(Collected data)
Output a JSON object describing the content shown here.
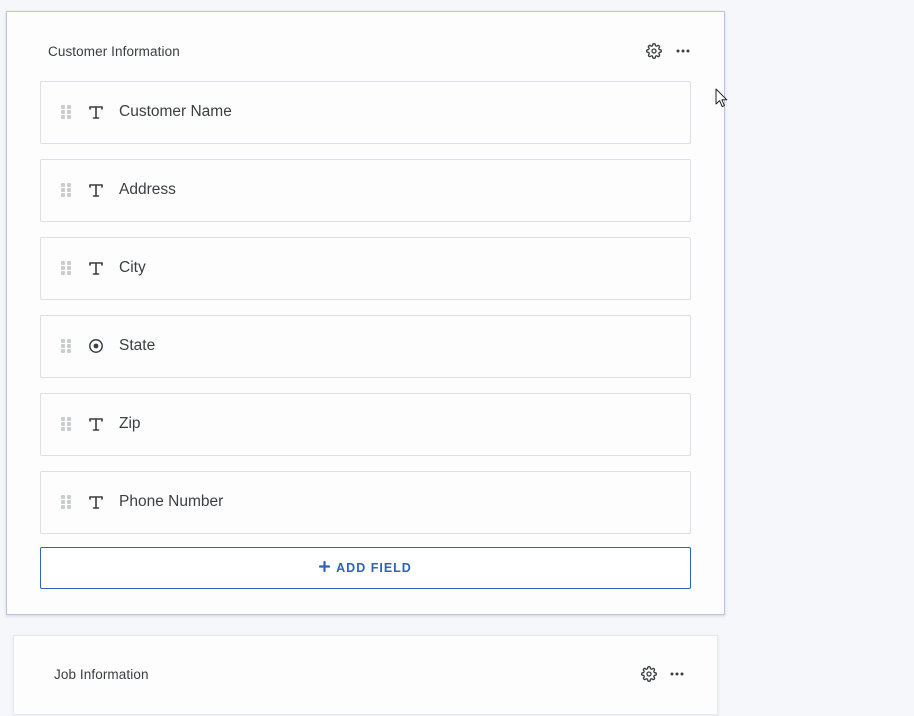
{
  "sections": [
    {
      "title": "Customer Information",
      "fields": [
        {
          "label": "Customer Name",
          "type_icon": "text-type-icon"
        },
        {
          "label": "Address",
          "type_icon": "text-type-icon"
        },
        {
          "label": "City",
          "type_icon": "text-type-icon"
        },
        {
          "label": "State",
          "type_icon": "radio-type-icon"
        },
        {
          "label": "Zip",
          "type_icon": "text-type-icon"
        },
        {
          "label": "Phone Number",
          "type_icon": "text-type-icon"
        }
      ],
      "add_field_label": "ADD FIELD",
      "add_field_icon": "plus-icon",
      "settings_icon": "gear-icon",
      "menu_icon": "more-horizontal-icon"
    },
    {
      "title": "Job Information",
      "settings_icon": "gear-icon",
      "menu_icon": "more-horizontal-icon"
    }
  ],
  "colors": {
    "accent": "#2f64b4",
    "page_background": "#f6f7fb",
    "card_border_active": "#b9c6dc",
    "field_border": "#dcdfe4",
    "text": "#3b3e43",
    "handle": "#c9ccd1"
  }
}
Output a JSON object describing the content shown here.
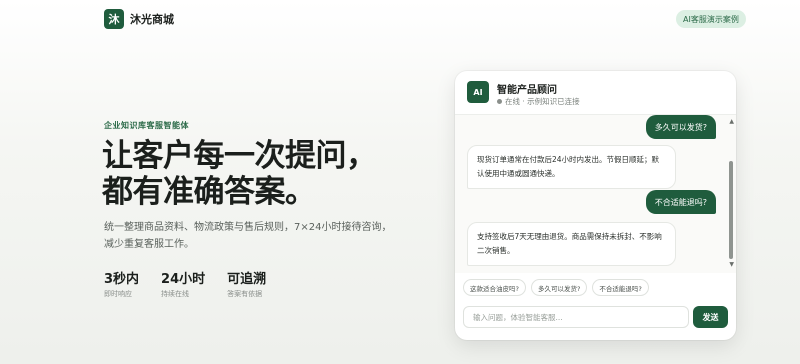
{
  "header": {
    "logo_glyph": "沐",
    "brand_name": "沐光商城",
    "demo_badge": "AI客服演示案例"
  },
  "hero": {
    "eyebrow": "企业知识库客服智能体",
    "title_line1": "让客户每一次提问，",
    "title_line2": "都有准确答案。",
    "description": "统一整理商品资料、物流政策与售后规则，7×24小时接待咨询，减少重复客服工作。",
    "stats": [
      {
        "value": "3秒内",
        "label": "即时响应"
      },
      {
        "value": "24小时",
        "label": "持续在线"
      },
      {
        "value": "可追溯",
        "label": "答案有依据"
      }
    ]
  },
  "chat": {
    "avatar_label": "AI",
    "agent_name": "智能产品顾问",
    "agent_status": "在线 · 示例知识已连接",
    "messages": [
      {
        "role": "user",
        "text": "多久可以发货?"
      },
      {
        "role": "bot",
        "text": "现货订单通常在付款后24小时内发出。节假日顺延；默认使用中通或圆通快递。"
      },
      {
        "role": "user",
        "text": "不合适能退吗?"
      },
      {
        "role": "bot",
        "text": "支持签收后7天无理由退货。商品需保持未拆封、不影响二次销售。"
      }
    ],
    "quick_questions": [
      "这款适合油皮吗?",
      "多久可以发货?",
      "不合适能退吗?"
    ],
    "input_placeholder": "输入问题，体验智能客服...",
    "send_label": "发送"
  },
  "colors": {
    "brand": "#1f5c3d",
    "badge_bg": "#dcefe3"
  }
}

Exercise directions ▸
Repeat each entry exactly as it appears; skip any picture.

Task solution ▸
Output a JSON object describing the content shown here.
{
  "sections": [
    {
      "title": "Customer Information",
      "fields": [
        {
          "label": "Customer Name",
          "type_icon": "text-type-icon"
        },
        {
          "label": "Address",
          "type_icon": "text-type-icon"
        },
        {
          "label": "City",
          "type_icon": "text-type-icon"
        },
        {
          "label": "State",
          "type_icon": "radio-type-icon"
        },
        {
          "label": "Zip",
          "type_icon": "text-type-icon"
        },
        {
          "label": "Phone Number",
          "type_icon": "text-type-icon"
        }
      ],
      "add_field_label": "ADD FIELD",
      "add_field_icon": "plus-icon",
      "settings_icon": "gear-icon",
      "menu_icon": "more-horizontal-icon"
    },
    {
      "title": "Job Information",
      "settings_icon": "gear-icon",
      "menu_icon": "more-horizontal-icon"
    }
  ],
  "colors": {
    "accent": "#2f64b4",
    "page_background": "#f6f7fb",
    "card_border_active": "#b9c6dc",
    "field_border": "#dcdfe4",
    "text": "#3b3e43",
    "handle": "#c9ccd1"
  }
}
Output a JSON object describing the content shown here.
{
  "header": {
    "logo_glyph": "沐",
    "brand_name": "沐光商城",
    "demo_badge": "AI客服演示案例"
  },
  "hero": {
    "eyebrow": "企业知识库客服智能体",
    "title_line1": "让客户每一次提问，",
    "title_line2": "都有准确答案。",
    "description": "统一整理商品资料、物流政策与售后规则，7×24小时接待咨询，减少重复客服工作。",
    "stats": [
      {
        "value": "3秒内",
        "label": "即时响应"
      },
      {
        "value": "24小时",
        "label": "持续在线"
      },
      {
        "value": "可追溯",
        "label": "答案有依据"
      }
    ]
  },
  "chat": {
    "avatar_label": "AI",
    "agent_name": "智能产品顾问",
    "agent_status": "在线 · 示例知识已连接",
    "messages": [
      {
        "role": "user",
        "text": "多久可以发货?"
      },
      {
        "role": "bot",
        "text": "现货订单通常在付款后24小时内发出。节假日顺延；默认使用中通或圆通快递。"
      },
      {
        "role": "user",
        "text": "不合适能退吗?"
      },
      {
        "role": "bot",
        "text": "支持签收后7天无理由退货。商品需保持未拆封、不影响二次销售。"
      }
    ],
    "quick_questions": [
      "这款适合油皮吗?",
      "多久可以发货?",
      "不合适能退吗?"
    ],
    "input_placeholder": "输入问题，体验智能客服...",
    "send_label": "发送"
  },
  "colors": {
    "brand": "#1f5c3d",
    "badge_bg": "#dcefe3"
  }
}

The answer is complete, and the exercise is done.